### Short problem
Change "screenshot" to "image" throughout the lines below, leaving everything else as it is, and omit the pictures from your answer.

### Recorded information
[START]
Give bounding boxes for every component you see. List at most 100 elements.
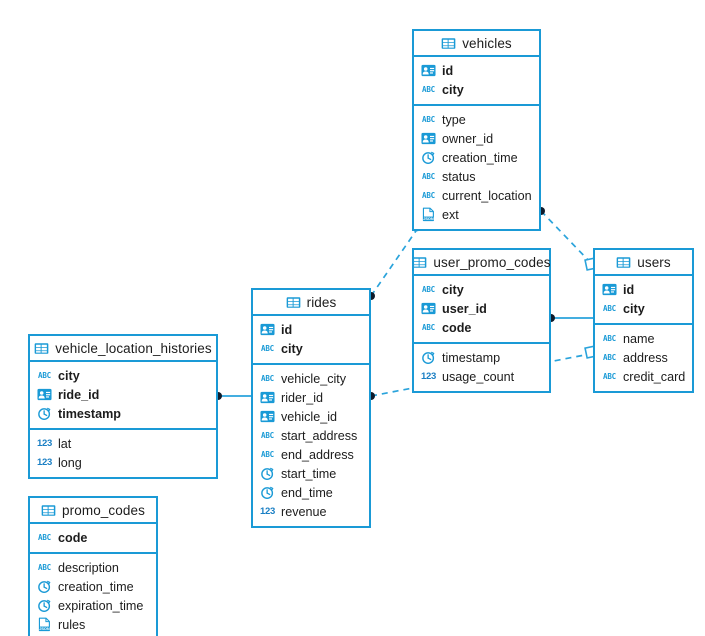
field-label: id (281, 322, 293, 337)
primary-key-field-ride_id[interactable]: ride_id (30, 385, 216, 404)
clock-icon (37, 579, 52, 594)
edge-vehicle_location_histories-rides[interactable] (214, 392, 251, 400)
field-label: city (58, 368, 80, 383)
field-creation_time[interactable]: creation_time (30, 577, 156, 596)
field-label: long (58, 455, 82, 470)
field-vehicle_id[interactable]: vehicle_id (253, 407, 369, 426)
abc-string-icon: ABC (422, 171, 435, 181)
svg-text:JSON: JSON (423, 217, 434, 221)
table-icon (41, 503, 56, 518)
field-label: creation_time (442, 150, 518, 165)
field-label: vehicle_city (281, 371, 347, 386)
table-icon (616, 255, 631, 270)
table-header-vehicle_location_histories[interactable]: vehicle_location_histories (30, 336, 216, 362)
field-timestamp[interactable]: timestamp (414, 348, 549, 367)
field-label: city (281, 341, 303, 356)
field-label: type (442, 112, 466, 127)
primary-key-field-user_id[interactable]: user_id (414, 299, 549, 318)
field-start_time[interactable]: start_time (253, 464, 369, 483)
field-label: city (442, 282, 464, 297)
primary-key-field-timestamp[interactable]: timestamp (30, 404, 216, 423)
primary-key-field-city[interactable]: ABC city (30, 366, 216, 385)
table-header-vehicles[interactable]: vehicles (414, 31, 539, 57)
field-label: city (442, 82, 464, 97)
table-header-promo_codes[interactable]: promo_codes (30, 498, 156, 524)
field-label: name (623, 331, 655, 346)
field-label: rider_id (281, 390, 323, 405)
id-card-icon (260, 390, 275, 405)
table-header-rides[interactable]: rides (253, 290, 369, 316)
field-owner_id[interactable]: owner_id (414, 129, 539, 148)
clock-icon (421, 350, 436, 365)
123-number-icon: 123 (421, 370, 436, 382)
field-label: vehicle_id (281, 409, 338, 424)
table-header-users[interactable]: users (595, 250, 692, 276)
field-rider_id[interactable]: rider_id (253, 388, 369, 407)
primary-key-field-id[interactable]: id (414, 61, 539, 80)
field-label: timestamp (442, 350, 501, 365)
json-document-icon: JSON (421, 207, 436, 222)
table-icon (286, 295, 301, 310)
table-header-user_promo_codes[interactable]: user_promo_codes (413, 250, 550, 276)
edge-user_promo_codes-users[interactable] (547, 314, 593, 322)
field-label: creation_time (58, 579, 134, 594)
abc-string-icon: ABC (38, 370, 51, 380)
field-label: start_address (281, 428, 358, 443)
field-label: description (58, 560, 119, 575)
field-label: id (442, 63, 454, 78)
clock-icon (260, 485, 275, 500)
clock-icon (37, 406, 52, 421)
field-label: id (623, 282, 635, 297)
abc-string-icon: ABC (38, 532, 51, 542)
primary-key-field-code[interactable]: ABC code (30, 528, 156, 547)
123-number-icon: 123 (260, 505, 275, 517)
abc-string-icon: ABC (603, 352, 616, 362)
primary-key-field-city[interactable]: ABC city (253, 339, 369, 358)
table-name: users (637, 254, 671, 270)
field-label: start_time (281, 466, 337, 481)
field-vehicle_city[interactable]: ABC vehicle_city (253, 369, 369, 388)
clock-icon (260, 466, 275, 481)
field-label: code (442, 320, 472, 335)
field-expiration_time[interactable]: expiration_time (30, 596, 156, 615)
id-card-icon (421, 63, 436, 78)
field-label: code (58, 530, 88, 545)
field-label: rules (58, 617, 86, 632)
abc-string-icon: ABC (261, 343, 274, 353)
primary-key-field-id[interactable]: id (253, 320, 369, 339)
id-card-icon (602, 282, 617, 297)
field-creation_time[interactable]: creation_time (414, 148, 539, 167)
abc-string-icon: ABC (261, 373, 274, 383)
primary-key-field-id[interactable]: id (595, 280, 692, 299)
field-end_time[interactable]: end_time (253, 483, 369, 502)
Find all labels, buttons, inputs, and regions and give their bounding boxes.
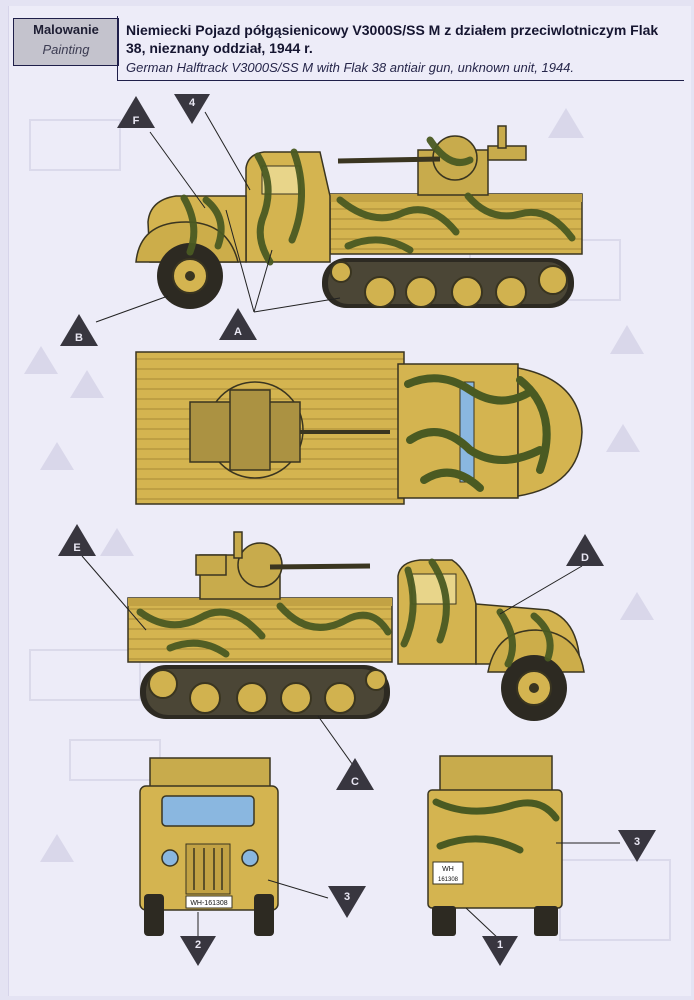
svg-text:B: B xyxy=(75,332,83,344)
svg-text:F: F xyxy=(133,115,140,127)
svg-text:A: A xyxy=(234,326,242,338)
title-polish: Niemiecki Pojazd półgąsienicowy V3000S/S… xyxy=(126,22,659,56)
marker-3-rear: 3 xyxy=(618,830,656,862)
rear-plate-top: WH xyxy=(442,866,454,873)
section-label-english: Painting xyxy=(42,42,90,57)
marker-B: B xyxy=(60,314,98,346)
svg-text:3: 3 xyxy=(344,891,350,903)
marker-3-front: 3 xyxy=(328,886,366,918)
painting-section-label: Malowanie Painting xyxy=(13,18,119,66)
title-english: German Halftrack V3000S/SS M with Flak 3… xyxy=(126,60,575,75)
marker-A: A xyxy=(219,308,257,340)
leader-lines xyxy=(81,111,620,941)
svg-text:1: 1 xyxy=(497,939,503,951)
side-view-right xyxy=(127,531,585,721)
svg-text:3: 3 xyxy=(634,836,640,848)
front-view: WH-161308 xyxy=(139,757,279,936)
marker-1: 1 xyxy=(482,936,518,966)
marker-E: E xyxy=(58,524,96,556)
top-view xyxy=(135,351,583,505)
title-block: Niemiecki Pojazd półgąsienicowy V3000S/S… xyxy=(117,16,684,81)
rear-plate-bottom: 161308 xyxy=(438,877,459,883)
svg-text:4: 4 xyxy=(189,97,196,109)
marker-D: D xyxy=(566,534,604,566)
rear-view: WH 161308 xyxy=(427,755,563,936)
marker-2: 2 xyxy=(180,936,216,966)
section-label-polish: Malowanie xyxy=(33,22,99,37)
svg-text:E: E xyxy=(73,542,80,554)
marker-C: C xyxy=(336,758,374,790)
marker-F: F xyxy=(117,96,155,128)
svg-text:2: 2 xyxy=(195,939,201,951)
side-view-left xyxy=(135,125,583,309)
front-license-plate: WH-161308 xyxy=(190,900,227,907)
marker-4: 4 xyxy=(174,94,210,124)
svg-text:C: C xyxy=(351,776,359,788)
svg-text:D: D xyxy=(581,552,589,564)
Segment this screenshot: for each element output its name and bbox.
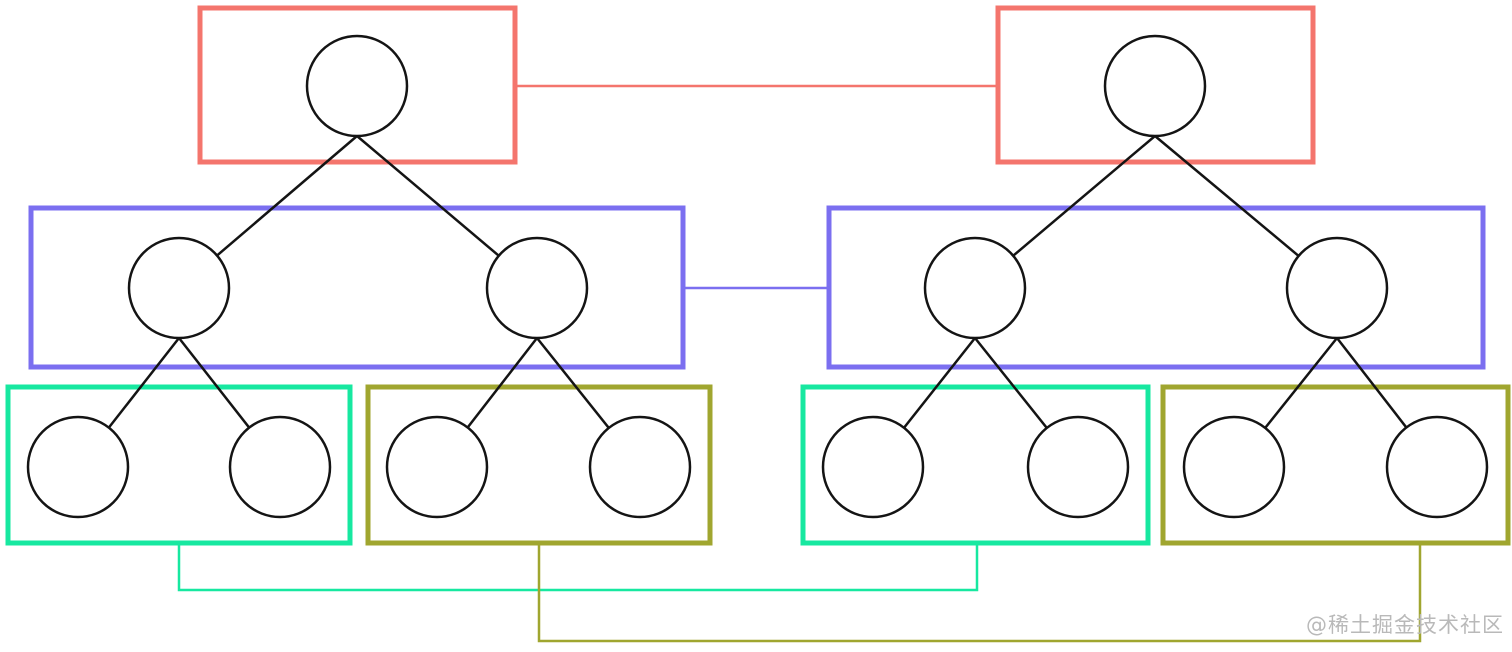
right-child-l-node — [923, 236, 1027, 340]
left-grandchild-rl-node — [385, 415, 489, 519]
left-child-r-node — [485, 236, 589, 340]
watermark: @稀土掘金技术社区 — [1306, 613, 1504, 637]
level3-left-groups-link — [177, 543, 979, 592]
left-grandchild-ll-node — [26, 415, 130, 519]
right-root-node — [1103, 34, 1207, 138]
diagram-shapes — [5, 5, 1511, 643]
left-grandchild-rr-node — [588, 415, 692, 519]
left-grandchild-lr-node — [228, 415, 332, 519]
left-child-l-node — [127, 236, 231, 340]
right-tree-level3-right-group-box — [1160, 384, 1511, 546]
left-root-node — [305, 34, 409, 138]
right-grandchild-rl-node — [1182, 415, 1286, 519]
right-grandchild-rr-node — [1385, 415, 1489, 519]
right-grandchild-lr-node — [1026, 415, 1130, 519]
right-grandchild-ll-node — [821, 415, 925, 519]
right-tree-level3-left-group-box — [800, 384, 1151, 546]
level3-right-groups-link — [537, 543, 1422, 643]
right-child-r-node — [1285, 236, 1389, 340]
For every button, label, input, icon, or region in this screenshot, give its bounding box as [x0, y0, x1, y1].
[END]
### Solution to this task
Give bounding boxes for every component you see. List at most 100 elements.
field-label: id (281, 322, 293, 337)
primary-key-field-ride_id[interactable]: ride_id (30, 385, 216, 404)
clock-icon (37, 579, 52, 594)
edge-vehicle_location_histories-rides[interactable] (214, 392, 251, 400)
field-label: city (58, 368, 80, 383)
field-creation_time[interactable]: creation_time (30, 577, 156, 596)
field-label: long (58, 455, 82, 470)
field-vehicle_id[interactable]: vehicle_id (253, 407, 369, 426)
abc-string-icon: ABC (422, 171, 435, 181)
svg-text:JSON: JSON (423, 217, 434, 221)
table-icon (41, 503, 56, 518)
field-label: creation_time (442, 150, 518, 165)
field-label: vehicle_city (281, 371, 347, 386)
table-icon (616, 255, 631, 270)
table-header-vehicle_location_histories[interactable]: vehicle_location_histories (30, 336, 216, 362)
field-timestamp[interactable]: timestamp (414, 348, 549, 367)
field-label: city (281, 341, 303, 356)
field-label: type (442, 112, 466, 127)
primary-key-field-user_id[interactable]: user_id (414, 299, 549, 318)
field-start_time[interactable]: start_time (253, 464, 369, 483)
field-label: city (442, 282, 464, 297)
primary-key-field-timestamp[interactable]: timestamp (30, 404, 216, 423)
primary-key-field-city[interactable]: ABC city (30, 366, 216, 385)
table-header-vehicles[interactable]: vehicles (414, 31, 539, 57)
field-label: city (442, 82, 464, 97)
table-header-promo_codes[interactable]: promo_codes (30, 498, 156, 524)
field-label: name (623, 331, 655, 346)
field-label: rider_id (281, 390, 323, 405)
id-card-icon (260, 390, 275, 405)
table-header-rides[interactable]: rides (253, 290, 369, 316)
field-owner_id[interactable]: owner_id (414, 129, 539, 148)
clock-icon (421, 350, 436, 365)
123-number-icon: 123 (421, 370, 436, 382)
field-label: vehicle_id (281, 409, 338, 424)
table-header-users[interactable]: users (595, 250, 692, 276)
field-rider_id[interactable]: rider_id (253, 388, 369, 407)
primary-key-field-id[interactable]: id (414, 61, 539, 80)
field-label: timestamp (442, 350, 501, 365)
json-document-icon: JSON (421, 207, 436, 222)
table-icon (286, 295, 301, 310)
table-header-user_promo_codes[interactable]: user_promo_codes (413, 250, 550, 276)
edge-user_promo_codes-users[interactable] (547, 314, 593, 322)
field-label: creation_time (58, 579, 134, 594)
abc-string-icon: ABC (38, 370, 51, 380)
field-label: start_address (281, 428, 358, 443)
field-label: description (58, 560, 119, 575)
field-label: id (442, 63, 454, 78)
clock-icon (260, 485, 275, 500)
clock-icon (37, 406, 52, 421)
field-label: id (623, 282, 635, 297)
abc-string-icon: ABC (38, 532, 51, 542)
primary-key-field-code[interactable]: ABC code (30, 528, 156, 547)
123-number-icon: 123 (260, 505, 275, 517)
abc-string-icon: ABC (603, 352, 616, 362)
primary-key-field-city[interactable]: ABC city (253, 339, 369, 358)
table-name: users (637, 254, 671, 270)
field-label: start_time (281, 466, 337, 481)
field-vehicle_city[interactable]: ABC vehicle_city (253, 369, 369, 388)
clock-icon (260, 466, 275, 481)
field-label: code (442, 320, 472, 335)
field-expiration_time[interactable]: expiration_time (30, 596, 156, 615)
id-card-icon (421, 63, 436, 78)
field-label: code (58, 530, 88, 545)
field-label: rules (58, 617, 86, 632)
abc-string-icon: ABC (261, 343, 274, 353)
primary-key-field-id[interactable]: id (253, 320, 369, 339)
id-card-icon (602, 282, 617, 297)
field-creation_time[interactable]: creation_time (414, 148, 539, 167)
abc-string-icon: ABC (261, 373, 274, 383)
primary-key-field-id[interactable]: id (595, 280, 692, 299)
field-end_time[interactable]: end_time (253, 483, 369, 502)
Find all labels, buttons, inputs, and regions and give their bounding boxes.
svg-text:B: B xyxy=(75,332,83,344)
svg-text:F: F xyxy=(133,115,140,127)
svg-text:A: A xyxy=(234,326,242,338)
title-polish: Niemiecki Pojazd półgąsienicowy V3000S/S… xyxy=(126,22,659,56)
marker-3-rear: 3 xyxy=(618,830,656,862)
rear-plate-top: WH xyxy=(442,866,454,873)
section-label-english: Painting xyxy=(42,42,90,57)
marker-B: B xyxy=(60,314,98,346)
svg-text:3: 3 xyxy=(344,891,350,903)
marker-3-front: 3 xyxy=(328,886,366,918)
painting-section-label: Malowanie Painting xyxy=(13,18,119,66)
title-english: German Halftrack V3000S/SS M with Flak 3… xyxy=(126,60,575,75)
marker-A: A xyxy=(219,308,257,340)
leader-lines xyxy=(81,111,620,941)
svg-text:1: 1 xyxy=(497,939,503,951)
side-view-right xyxy=(127,531,585,721)
svg-text:3: 3 xyxy=(634,836,640,848)
front-view: WH-161308 xyxy=(139,757,279,936)
marker-1: 1 xyxy=(482,936,518,966)
marker-E: E xyxy=(58,524,96,556)
top-view xyxy=(135,351,583,505)
title-block: Niemiecki Pojazd półgąsienicowy V3000S/S… xyxy=(117,16,684,81)
rear-plate-bottom: 161308 xyxy=(438,877,459,883)
svg-text:4: 4 xyxy=(189,97,196,109)
marker-D: D xyxy=(566,534,604,566)
rear-view: WH 161308 xyxy=(427,755,563,936)
marker-2: 2 xyxy=(180,936,216,966)
section-label-polish: Malowanie xyxy=(33,22,99,37)
svg-text:E: E xyxy=(73,542,80,554)
marker-C: C xyxy=(336,758,374,790)
marker-F: F xyxy=(117,96,155,128)
svg-text:2: 2 xyxy=(195,939,201,951)
side-view-left xyxy=(135,125,583,309)
front-license-plate: WH-161308 xyxy=(190,900,227,907)
marker-4: 4 xyxy=(174,94,210,124)
svg-text:C: C xyxy=(351,776,359,788)
svg-text:D: D xyxy=(581,552,589,564)
Segment this image: for each element output its name and bbox.
right-child-l-node — [923, 236, 1027, 340]
left-grandchild-rl-node — [385, 415, 489, 519]
left-child-r-node — [485, 236, 589, 340]
watermark: @稀土掘金技术社区 — [1306, 613, 1504, 637]
level3-left-groups-link — [177, 543, 979, 592]
left-grandchild-ll-node — [26, 415, 130, 519]
right-root-node — [1103, 34, 1207, 138]
diagram-shapes — [5, 5, 1511, 643]
left-grandchild-rr-node — [588, 415, 692, 519]
left-grandchild-lr-node — [228, 415, 332, 519]
left-child-l-node — [127, 236, 231, 340]
right-tree-level3-right-group-box — [1160, 384, 1511, 546]
left-root-node — [305, 34, 409, 138]
right-grandchild-rl-node — [1182, 415, 1286, 519]
right-grandchild-rr-node — [1385, 415, 1489, 519]
right-grandchild-lr-node — [1026, 415, 1130, 519]
right-grandchild-ll-node — [821, 415, 925, 519]
right-tree-level3-left-group-box — [800, 384, 1151, 546]
level3-right-groups-link — [537, 543, 1422, 643]
right-child-r-node — [1285, 236, 1389, 340]
For every button, label, input, icon, or region in this image, give its bounding box as [x0, y0, x1, y1].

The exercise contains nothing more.